• [Requirements]: Give all of the lines again exactly as they read.

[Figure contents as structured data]

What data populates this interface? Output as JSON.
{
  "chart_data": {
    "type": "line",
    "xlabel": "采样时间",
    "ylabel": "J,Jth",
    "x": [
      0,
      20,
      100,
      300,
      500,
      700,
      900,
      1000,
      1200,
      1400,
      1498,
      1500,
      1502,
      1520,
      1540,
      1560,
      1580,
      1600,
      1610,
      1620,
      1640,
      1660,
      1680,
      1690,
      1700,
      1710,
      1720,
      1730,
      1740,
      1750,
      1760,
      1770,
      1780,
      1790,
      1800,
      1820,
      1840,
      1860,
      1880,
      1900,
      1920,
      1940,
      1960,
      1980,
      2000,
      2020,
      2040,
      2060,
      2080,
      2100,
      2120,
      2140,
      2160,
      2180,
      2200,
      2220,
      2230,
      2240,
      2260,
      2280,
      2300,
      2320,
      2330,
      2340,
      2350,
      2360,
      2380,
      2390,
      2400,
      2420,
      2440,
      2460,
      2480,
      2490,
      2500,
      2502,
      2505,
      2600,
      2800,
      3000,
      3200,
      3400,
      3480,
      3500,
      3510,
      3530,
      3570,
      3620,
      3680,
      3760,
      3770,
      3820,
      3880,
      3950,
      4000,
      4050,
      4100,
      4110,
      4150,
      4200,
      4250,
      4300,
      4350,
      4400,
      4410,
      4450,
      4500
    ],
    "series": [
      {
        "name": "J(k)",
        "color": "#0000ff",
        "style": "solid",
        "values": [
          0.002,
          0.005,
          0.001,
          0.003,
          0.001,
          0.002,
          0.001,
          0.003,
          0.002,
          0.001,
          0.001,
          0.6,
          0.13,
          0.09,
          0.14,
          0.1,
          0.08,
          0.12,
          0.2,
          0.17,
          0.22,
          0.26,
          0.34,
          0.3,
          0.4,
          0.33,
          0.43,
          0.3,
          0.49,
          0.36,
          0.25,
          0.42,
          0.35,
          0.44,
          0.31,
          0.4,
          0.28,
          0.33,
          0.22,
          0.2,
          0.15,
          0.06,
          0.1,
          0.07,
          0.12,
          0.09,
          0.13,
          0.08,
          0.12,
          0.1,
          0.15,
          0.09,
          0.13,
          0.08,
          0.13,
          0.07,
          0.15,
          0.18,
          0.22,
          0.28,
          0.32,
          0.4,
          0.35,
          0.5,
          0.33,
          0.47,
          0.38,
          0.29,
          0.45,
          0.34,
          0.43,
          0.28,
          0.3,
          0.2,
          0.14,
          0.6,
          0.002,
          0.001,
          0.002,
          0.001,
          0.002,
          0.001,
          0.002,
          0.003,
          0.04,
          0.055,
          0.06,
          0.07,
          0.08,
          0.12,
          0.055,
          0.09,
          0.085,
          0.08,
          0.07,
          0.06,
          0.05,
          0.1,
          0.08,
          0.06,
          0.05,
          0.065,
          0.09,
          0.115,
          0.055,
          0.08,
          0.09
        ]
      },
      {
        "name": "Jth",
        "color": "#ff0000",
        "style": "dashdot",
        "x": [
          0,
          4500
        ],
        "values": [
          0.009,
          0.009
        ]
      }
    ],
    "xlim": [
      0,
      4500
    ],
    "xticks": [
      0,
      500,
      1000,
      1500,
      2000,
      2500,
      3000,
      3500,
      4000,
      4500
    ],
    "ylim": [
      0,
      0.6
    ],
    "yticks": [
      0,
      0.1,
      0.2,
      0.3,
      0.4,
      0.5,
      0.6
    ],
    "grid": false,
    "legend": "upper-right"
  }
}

• [Finished answer]:
What data populates this interface? Output as JSON.
{
  "chart_data": {
    "type": "line",
    "xlabel": "采样时间",
    "ylabel": "J,Jth",
    "x": [
      0,
      20,
      100,
      300,
      500,
      700,
      900,
      1000,
      1200,
      1400,
      1498,
      1500,
      1502,
      1520,
      1540,
      1560,
      1580,
      1600,
      1610,
      1620,
      1640,
      1660,
      1680,
      1690,
      1700,
      1710,
      1720,
      1730,
      1740,
      1750,
      1760,
      1770,
      1780,
      1790,
      1800,
      1820,
      1840,
      1860,
      1880,
      1900,
      1920,
      1940,
      1960,
      1980,
      2000,
      2020,
      2040,
      2060,
      2080,
      2100,
      2120,
      2140,
      2160,
      2180,
      2200,
      2220,
      2230,
      2240,
      2260,
      2280,
      2300,
      2320,
      2330,
      2340,
      2350,
      2360,
      2380,
      2390,
      2400,
      2420,
      2440,
      2460,
      2480,
      2490,
      2500,
      2502,
      2505,
      2600,
      2800,
      3000,
      3200,
      3400,
      3480,
      3500,
      3510,
      3530,
      3570,
      3620,
      3680,
      3760,
      3770,
      3820,
      3880,
      3950,
      4000,
      4050,
      4100,
      4110,
      4150,
      4200,
      4250,
      4300,
      4350,
      4400,
      4410,
      4450,
      4500
    ],
    "series": [
      {
        "name": "J(k)",
        "color": "#0000ff",
        "style": "solid",
        "values": [
          0.002,
          0.005,
          0.001,
          0.003,
          0.001,
          0.002,
          0.001,
          0.003,
          0.002,
          0.001,
          0.001,
          0.6,
          0.13,
          0.09,
          0.14,
          0.1,
          0.08,
          0.12,
          0.2,
          0.17,
          0.22,
          0.26,
          0.34,
          0.3,
          0.4,
          0.33,
          0.43,
          0.3,
          0.49,
          0.36,
          0.25,
          0.42,
          0.35,
          0.44,
          0.31,
          0.4,
          0.28,
          0.33,
          0.22,
          0.2,
          0.15,
          0.06,
          0.1,
          0.07,
          0.12,
          0.09,
          0.13,
          0.08,
          0.12,
          0.1,
          0.15,
          0.09,
          0.13,
          0.08,
          0.13,
          0.07,
          0.15,
          0.18,
          0.22,
          0.28,
          0.32,
          0.4,
          0.35,
          0.5,
          0.33,
          0.47,
          0.38,
          0.29,
          0.45,
          0.34,
          0.43,
          0.28,
          0.3,
          0.2,
          0.14,
          0.6,
          0.002,
          0.001,
          0.002,
          0.001,
          0.002,
          0.001,
          0.002,
          0.003,
          0.04,
          0.055,
          0.06,
          0.07,
          0.08,
          0.12,
          0.055,
          0.09,
          0.085,
          0.08,
          0.07,
          0.06,
          0.05,
          0.1,
          0.08,
          0.06,
          0.05,
          0.065,
          0.09,
          0.115,
          0.055,
          0.08,
          0.09
        ]
      },
      {
        "name": "Jth",
        "color": "#ff0000",
        "style": "dashdot",
        "x": [
          0,
          4500
        ],
        "values": [
          0.009,
          0.009
        ]
      }
    ],
    "xlim": [
      0,
      4500
    ],
    "xticks": [
      0,
      500,
      1000,
      1500,
      2000,
      2500,
      3000,
      3500,
      4000,
      4500
    ],
    "ylim": [
      0,
      0.6
    ],
    "yticks": [
      0,
      0.1,
      0.2,
      0.3,
      0.4,
      0.5,
      0.6
    ],
    "grid": false,
    "legend": "upper-right"
  }
}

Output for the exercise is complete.